_Information shown:_
* * * * * * *

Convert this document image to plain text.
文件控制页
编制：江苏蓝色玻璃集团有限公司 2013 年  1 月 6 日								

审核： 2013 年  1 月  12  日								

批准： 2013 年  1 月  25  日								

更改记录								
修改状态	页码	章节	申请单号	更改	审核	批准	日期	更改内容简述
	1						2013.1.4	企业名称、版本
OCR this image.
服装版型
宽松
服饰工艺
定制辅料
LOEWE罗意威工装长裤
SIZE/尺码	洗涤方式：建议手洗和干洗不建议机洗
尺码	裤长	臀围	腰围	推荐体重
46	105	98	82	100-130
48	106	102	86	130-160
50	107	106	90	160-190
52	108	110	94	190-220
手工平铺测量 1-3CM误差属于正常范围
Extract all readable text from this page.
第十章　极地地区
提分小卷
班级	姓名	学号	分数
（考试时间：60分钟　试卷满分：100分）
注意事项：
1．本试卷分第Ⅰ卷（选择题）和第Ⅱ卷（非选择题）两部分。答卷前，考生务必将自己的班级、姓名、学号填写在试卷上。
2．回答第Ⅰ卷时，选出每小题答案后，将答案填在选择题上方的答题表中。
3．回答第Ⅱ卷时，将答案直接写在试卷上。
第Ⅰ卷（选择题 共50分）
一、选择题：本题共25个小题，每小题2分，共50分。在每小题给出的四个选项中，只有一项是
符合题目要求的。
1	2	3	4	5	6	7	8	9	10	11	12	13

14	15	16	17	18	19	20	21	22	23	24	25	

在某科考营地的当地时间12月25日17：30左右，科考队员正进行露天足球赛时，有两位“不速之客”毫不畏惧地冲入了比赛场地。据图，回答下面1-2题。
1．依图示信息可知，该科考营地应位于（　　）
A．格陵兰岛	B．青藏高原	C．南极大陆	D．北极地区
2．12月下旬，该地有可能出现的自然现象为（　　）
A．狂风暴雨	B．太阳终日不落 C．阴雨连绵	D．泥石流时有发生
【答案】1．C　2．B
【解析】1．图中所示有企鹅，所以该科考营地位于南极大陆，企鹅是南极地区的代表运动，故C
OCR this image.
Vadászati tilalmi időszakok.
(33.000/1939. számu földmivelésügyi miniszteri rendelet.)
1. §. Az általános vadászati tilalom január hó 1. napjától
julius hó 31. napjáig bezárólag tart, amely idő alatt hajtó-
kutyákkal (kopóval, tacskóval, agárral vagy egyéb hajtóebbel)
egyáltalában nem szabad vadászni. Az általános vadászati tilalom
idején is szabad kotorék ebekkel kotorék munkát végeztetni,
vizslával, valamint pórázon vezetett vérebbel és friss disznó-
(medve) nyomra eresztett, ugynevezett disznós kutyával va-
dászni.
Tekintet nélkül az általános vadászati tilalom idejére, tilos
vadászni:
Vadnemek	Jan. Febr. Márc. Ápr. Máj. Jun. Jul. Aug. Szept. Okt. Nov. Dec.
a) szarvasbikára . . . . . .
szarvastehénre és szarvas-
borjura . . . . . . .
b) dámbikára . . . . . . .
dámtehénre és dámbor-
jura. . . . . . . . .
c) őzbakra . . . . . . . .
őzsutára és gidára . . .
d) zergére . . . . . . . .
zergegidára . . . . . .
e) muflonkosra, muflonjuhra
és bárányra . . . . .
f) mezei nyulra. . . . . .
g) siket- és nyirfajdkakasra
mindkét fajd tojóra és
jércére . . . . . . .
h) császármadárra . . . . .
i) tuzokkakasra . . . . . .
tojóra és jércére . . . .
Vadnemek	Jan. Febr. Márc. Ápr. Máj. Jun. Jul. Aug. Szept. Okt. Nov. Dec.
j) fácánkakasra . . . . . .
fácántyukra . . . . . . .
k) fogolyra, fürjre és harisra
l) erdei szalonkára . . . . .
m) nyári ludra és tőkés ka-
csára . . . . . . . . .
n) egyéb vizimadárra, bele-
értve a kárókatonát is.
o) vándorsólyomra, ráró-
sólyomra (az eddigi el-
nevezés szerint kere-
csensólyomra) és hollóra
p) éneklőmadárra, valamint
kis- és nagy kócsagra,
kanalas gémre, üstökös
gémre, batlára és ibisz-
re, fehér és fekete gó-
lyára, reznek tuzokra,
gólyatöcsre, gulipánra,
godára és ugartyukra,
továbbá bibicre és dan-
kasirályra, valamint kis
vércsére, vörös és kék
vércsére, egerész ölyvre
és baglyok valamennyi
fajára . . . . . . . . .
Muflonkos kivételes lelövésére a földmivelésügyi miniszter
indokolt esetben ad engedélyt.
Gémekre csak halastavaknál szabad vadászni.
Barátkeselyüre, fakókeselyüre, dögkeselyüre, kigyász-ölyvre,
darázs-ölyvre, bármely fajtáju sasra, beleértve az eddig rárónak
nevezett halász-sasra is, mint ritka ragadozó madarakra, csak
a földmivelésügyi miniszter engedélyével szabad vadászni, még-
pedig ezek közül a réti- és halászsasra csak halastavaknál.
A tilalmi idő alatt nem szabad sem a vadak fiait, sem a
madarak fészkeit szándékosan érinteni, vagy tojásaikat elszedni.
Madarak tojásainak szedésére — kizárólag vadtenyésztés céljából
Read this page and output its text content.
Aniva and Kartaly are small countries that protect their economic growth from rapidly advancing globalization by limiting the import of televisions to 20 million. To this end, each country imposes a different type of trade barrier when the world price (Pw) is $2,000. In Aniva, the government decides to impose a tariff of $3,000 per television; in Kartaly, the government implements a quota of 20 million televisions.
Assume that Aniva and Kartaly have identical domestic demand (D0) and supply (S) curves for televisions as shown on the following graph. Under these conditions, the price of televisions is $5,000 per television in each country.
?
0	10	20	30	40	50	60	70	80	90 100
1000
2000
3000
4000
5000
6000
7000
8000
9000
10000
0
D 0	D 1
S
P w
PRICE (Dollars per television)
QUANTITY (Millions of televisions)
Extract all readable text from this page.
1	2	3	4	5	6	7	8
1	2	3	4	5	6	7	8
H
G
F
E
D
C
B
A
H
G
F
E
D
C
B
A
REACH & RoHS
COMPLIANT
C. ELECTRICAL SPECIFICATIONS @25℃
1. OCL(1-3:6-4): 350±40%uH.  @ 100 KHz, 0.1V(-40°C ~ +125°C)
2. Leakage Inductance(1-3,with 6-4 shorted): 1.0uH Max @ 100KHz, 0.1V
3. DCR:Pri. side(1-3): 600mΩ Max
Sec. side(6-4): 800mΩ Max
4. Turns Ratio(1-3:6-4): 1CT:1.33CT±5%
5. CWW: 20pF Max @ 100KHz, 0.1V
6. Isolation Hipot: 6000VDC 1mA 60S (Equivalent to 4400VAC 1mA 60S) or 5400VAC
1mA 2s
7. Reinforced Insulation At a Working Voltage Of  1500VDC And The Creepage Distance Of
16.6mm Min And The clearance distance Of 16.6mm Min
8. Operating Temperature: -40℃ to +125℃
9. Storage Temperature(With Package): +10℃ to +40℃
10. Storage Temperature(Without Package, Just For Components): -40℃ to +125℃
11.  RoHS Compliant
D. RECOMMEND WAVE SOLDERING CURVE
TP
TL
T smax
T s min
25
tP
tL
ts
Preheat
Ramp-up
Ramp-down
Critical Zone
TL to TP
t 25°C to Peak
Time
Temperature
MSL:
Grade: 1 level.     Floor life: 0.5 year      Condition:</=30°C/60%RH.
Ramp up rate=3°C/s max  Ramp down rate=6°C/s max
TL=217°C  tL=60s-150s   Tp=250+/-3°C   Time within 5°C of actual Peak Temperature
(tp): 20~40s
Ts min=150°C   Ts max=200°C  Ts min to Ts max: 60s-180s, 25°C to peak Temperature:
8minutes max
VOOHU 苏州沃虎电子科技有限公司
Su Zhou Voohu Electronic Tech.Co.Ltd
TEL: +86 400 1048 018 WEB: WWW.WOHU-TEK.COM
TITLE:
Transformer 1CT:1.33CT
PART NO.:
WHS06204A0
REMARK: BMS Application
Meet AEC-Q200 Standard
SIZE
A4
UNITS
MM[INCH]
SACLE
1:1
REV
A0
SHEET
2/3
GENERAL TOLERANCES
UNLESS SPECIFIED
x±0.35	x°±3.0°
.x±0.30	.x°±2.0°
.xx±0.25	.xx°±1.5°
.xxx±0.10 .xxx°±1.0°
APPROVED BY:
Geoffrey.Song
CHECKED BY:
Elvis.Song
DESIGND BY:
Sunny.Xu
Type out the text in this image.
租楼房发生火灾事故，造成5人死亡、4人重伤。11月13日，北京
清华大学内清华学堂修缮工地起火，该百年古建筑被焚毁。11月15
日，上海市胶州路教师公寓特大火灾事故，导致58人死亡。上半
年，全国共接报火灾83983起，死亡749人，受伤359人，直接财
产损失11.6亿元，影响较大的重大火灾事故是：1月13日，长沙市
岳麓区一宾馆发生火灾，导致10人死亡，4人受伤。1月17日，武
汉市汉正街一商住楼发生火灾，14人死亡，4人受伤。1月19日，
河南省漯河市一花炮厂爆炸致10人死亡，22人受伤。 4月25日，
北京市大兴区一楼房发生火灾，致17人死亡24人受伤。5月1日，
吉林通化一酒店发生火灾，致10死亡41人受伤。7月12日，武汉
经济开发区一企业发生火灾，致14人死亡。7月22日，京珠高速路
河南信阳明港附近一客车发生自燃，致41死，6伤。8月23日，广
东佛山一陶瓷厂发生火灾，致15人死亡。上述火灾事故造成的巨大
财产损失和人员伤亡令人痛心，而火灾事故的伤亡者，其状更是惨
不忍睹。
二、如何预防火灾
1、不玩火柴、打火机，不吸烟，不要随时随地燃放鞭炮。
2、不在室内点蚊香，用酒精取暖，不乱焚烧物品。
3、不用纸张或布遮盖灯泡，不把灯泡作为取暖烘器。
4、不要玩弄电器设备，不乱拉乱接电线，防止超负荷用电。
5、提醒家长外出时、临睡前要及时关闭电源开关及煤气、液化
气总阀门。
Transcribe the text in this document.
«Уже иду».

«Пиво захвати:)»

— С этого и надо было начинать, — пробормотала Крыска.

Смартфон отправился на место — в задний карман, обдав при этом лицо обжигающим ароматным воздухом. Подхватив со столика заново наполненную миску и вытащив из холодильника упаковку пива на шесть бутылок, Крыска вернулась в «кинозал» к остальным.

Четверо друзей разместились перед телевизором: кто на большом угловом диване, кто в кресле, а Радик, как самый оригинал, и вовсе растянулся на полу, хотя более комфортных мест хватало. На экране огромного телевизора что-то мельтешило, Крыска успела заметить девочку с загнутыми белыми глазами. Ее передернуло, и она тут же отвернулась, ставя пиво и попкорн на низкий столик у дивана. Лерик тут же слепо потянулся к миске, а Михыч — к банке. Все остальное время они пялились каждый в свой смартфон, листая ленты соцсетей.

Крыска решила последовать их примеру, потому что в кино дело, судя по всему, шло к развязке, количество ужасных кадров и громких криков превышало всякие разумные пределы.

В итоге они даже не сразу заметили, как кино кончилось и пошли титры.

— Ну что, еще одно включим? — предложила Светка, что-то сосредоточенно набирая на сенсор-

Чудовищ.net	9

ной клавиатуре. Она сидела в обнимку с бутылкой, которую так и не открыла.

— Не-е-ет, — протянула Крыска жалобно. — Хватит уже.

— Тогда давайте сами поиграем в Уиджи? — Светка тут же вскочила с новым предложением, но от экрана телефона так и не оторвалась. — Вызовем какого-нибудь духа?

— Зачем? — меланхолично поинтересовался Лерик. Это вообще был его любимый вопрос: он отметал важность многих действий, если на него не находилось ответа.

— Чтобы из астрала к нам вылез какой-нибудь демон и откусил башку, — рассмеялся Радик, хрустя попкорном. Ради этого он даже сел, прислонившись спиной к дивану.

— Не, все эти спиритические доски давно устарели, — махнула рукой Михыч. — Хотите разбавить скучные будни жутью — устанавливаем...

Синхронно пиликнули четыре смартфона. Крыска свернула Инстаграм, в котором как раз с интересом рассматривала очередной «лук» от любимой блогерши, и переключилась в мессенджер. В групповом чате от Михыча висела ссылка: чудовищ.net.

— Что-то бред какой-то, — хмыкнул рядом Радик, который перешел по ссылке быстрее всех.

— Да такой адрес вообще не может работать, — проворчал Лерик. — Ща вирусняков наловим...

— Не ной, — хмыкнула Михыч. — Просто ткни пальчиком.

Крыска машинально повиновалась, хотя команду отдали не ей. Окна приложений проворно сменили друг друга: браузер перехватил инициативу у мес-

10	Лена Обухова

* * * * * * *

_Goal:_
Search the entries for the word "vagy" and gather every line where it appears.

_Exercise response:_
kutyákkal (kopóval, tacskóval, agárral vagy egyéb hajtóebbel)
madarak fészkeit szándékosan érinteni, vagy tojásaikat elszedni.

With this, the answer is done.